Directions for this task: Extract each line bearing the word "panel".

Data entries for graphics:
==============================
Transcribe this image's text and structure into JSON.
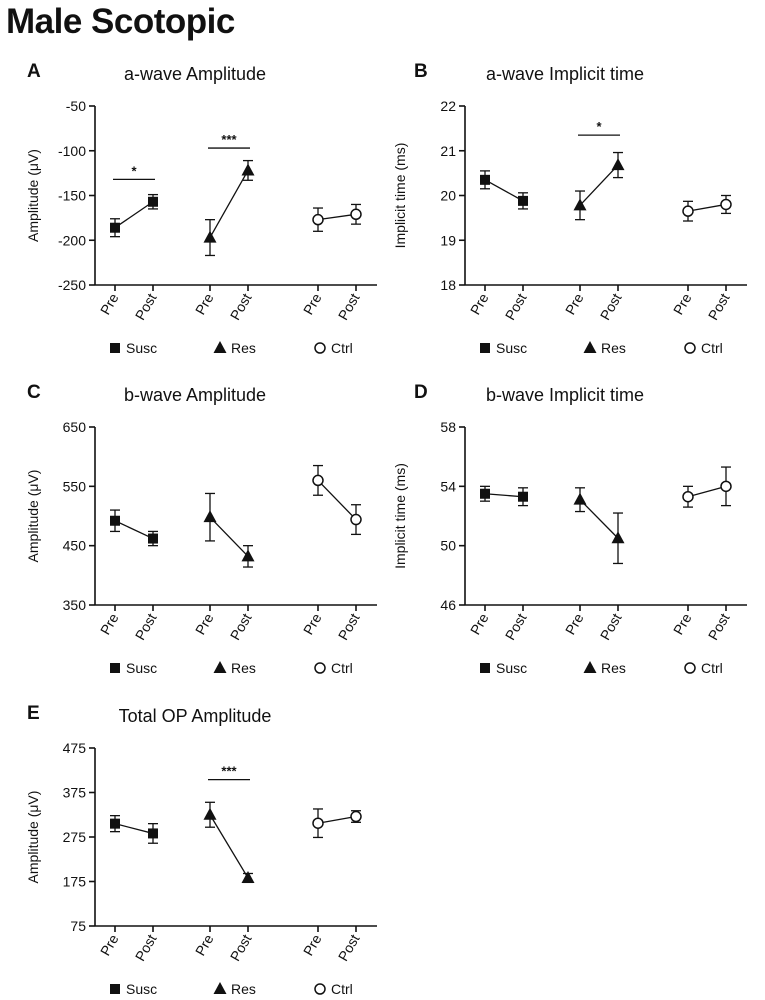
{
  "figure_title": "Male Scotopic",
  "icons": {
    "Susc": "filled-square-marker",
    "Res": "filled-triangle-marker",
    "Ctrl": "open-circle-marker"
  },
  "chart_data": [
    {
      "panel": "A",
      "type": "scatter",
      "title": "a-wave Amplitude",
      "ylabel": "Amplitude (μV)",
      "ylim": [
        -250,
        -50
      ],
      "yticks": [
        "-50",
        "-100",
        "-150",
        "-200",
        "-250"
      ],
      "groups": [
        {
          "name": "Susc",
          "marker": "square",
          "categories": [
            "Pre",
            "Post"
          ],
          "values": [
            -186,
            -157
          ],
          "errors": [
            10,
            8
          ]
        },
        {
          "name": "Res",
          "marker": "triangle",
          "categories": [
            "Pre",
            "Post"
          ],
          "values": [
            -197,
            -122
          ],
          "errors": [
            20,
            11
          ]
        },
        {
          "name": "Ctrl",
          "marker": "circle",
          "categories": [
            "Pre",
            "Post"
          ],
          "values": [
            -177,
            -171
          ],
          "errors": [
            13,
            11
          ]
        }
      ],
      "significance": [
        {
          "group": "Susc",
          "label": "*",
          "y": -132
        },
        {
          "group": "Res",
          "label": "***",
          "y": -97
        }
      ]
    },
    {
      "panel": "B",
      "type": "scatter",
      "title": "a-wave Implicit time",
      "ylabel": "Implicit time (ms)",
      "ylim": [
        18,
        22
      ],
      "yticks": [
        "22",
        "21",
        "20",
        "19",
        "18"
      ],
      "groups": [
        {
          "name": "Susc",
          "marker": "square",
          "categories": [
            "Pre",
            "Post"
          ],
          "values": [
            20.35,
            19.88
          ],
          "errors": [
            0.2,
            0.18
          ]
        },
        {
          "name": "Res",
          "marker": "triangle",
          "categories": [
            "Pre",
            "Post"
          ],
          "values": [
            19.78,
            20.68
          ],
          "errors": [
            0.32,
            0.28
          ]
        },
        {
          "name": "Ctrl",
          "marker": "circle",
          "categories": [
            "Pre",
            "Post"
          ],
          "values": [
            19.65,
            19.8
          ],
          "errors": [
            0.22,
            0.2
          ]
        }
      ],
      "significance": [
        {
          "group": "Res",
          "label": "*",
          "y": 21.35
        }
      ]
    },
    {
      "panel": "C",
      "type": "scatter",
      "title": "b-wave Amplitude",
      "ylabel": "Amplitude (μV)",
      "ylim": [
        350,
        650
      ],
      "yticks": [
        "650",
        "550",
        "450",
        "350"
      ],
      "groups": [
        {
          "name": "Susc",
          "marker": "square",
          "categories": [
            "Pre",
            "Post"
          ],
          "values": [
            492,
            462
          ],
          "errors": [
            18,
            12
          ]
        },
        {
          "name": "Res",
          "marker": "triangle",
          "categories": [
            "Pre",
            "Post"
          ],
          "values": [
            498,
            432
          ],
          "errors": [
            40,
            18
          ]
        },
        {
          "name": "Ctrl",
          "marker": "circle",
          "categories": [
            "Pre",
            "Post"
          ],
          "values": [
            560,
            494
          ],
          "errors": [
            25,
            25
          ]
        }
      ],
      "significance": []
    },
    {
      "panel": "D",
      "type": "scatter",
      "title": "b-wave Implicit time",
      "ylabel": "Implicit time (ms)",
      "ylim": [
        46,
        58
      ],
      "yticks": [
        "58",
        "54",
        "50",
        "46"
      ],
      "groups": [
        {
          "name": "Susc",
          "marker": "square",
          "categories": [
            "Pre",
            "Post"
          ],
          "values": [
            53.5,
            53.3
          ],
          "errors": [
            0.5,
            0.6
          ]
        },
        {
          "name": "Res",
          "marker": "triangle",
          "categories": [
            "Pre",
            "Post"
          ],
          "values": [
            53.1,
            50.5
          ],
          "errors": [
            0.8,
            1.7
          ]
        },
        {
          "name": "Ctrl",
          "marker": "circle",
          "categories": [
            "Pre",
            "Post"
          ],
          "values": [
            53.3,
            54.0
          ],
          "errors": [
            0.7,
            1.3
          ]
        }
      ],
      "significance": []
    },
    {
      "panel": "E",
      "type": "scatter",
      "title": "Total OP Amplitude",
      "ylabel": "Amplitude (μV)",
      "ylim": [
        75,
        475
      ],
      "yticks": [
        "475",
        "375",
        "275",
        "175",
        "75"
      ],
      "groups": [
        {
          "name": "Susc",
          "marker": "square",
          "categories": [
            "Pre",
            "Post"
          ],
          "values": [
            305,
            283
          ],
          "errors": [
            18,
            22
          ]
        },
        {
          "name": "Res",
          "marker": "triangle",
          "categories": [
            "Pre",
            "Post"
          ],
          "values": [
            325,
            183
          ],
          "errors": [
            28,
            10
          ]
        },
        {
          "name": "Ctrl",
          "marker": "circle",
          "categories": [
            "Pre",
            "Post"
          ],
          "values": [
            306,
            321
          ],
          "errors": [
            32,
            13
          ]
        }
      ],
      "significance": [
        {
          "group": "Res",
          "label": "***",
          "y": 404
        }
      ]
    }
  ]
}
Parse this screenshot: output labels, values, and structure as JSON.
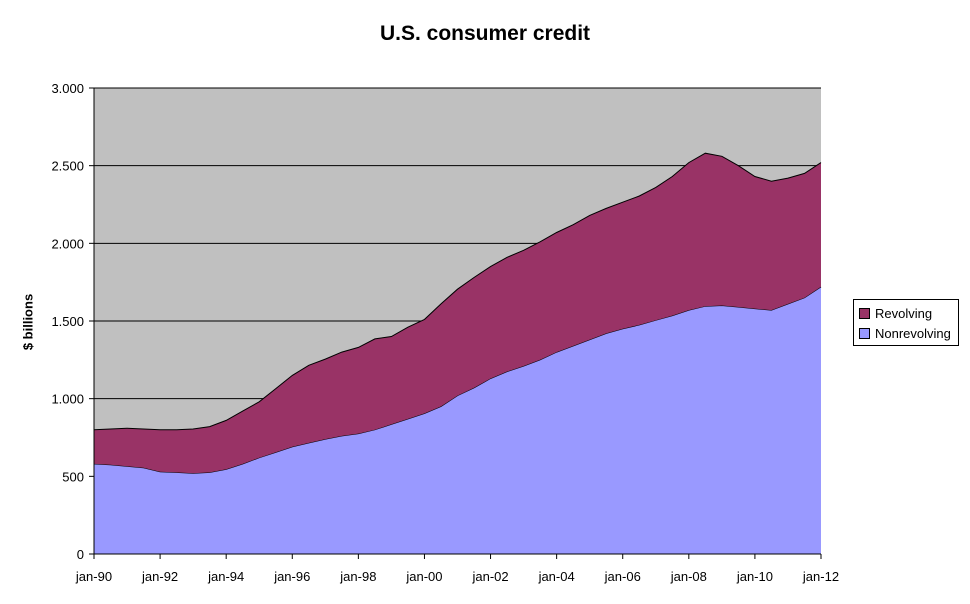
==============================
Result of the exercise:
      "panel": "A",
      "panel": "B",
      "panel": "C",
      "panel": "D",
      "panel": "E",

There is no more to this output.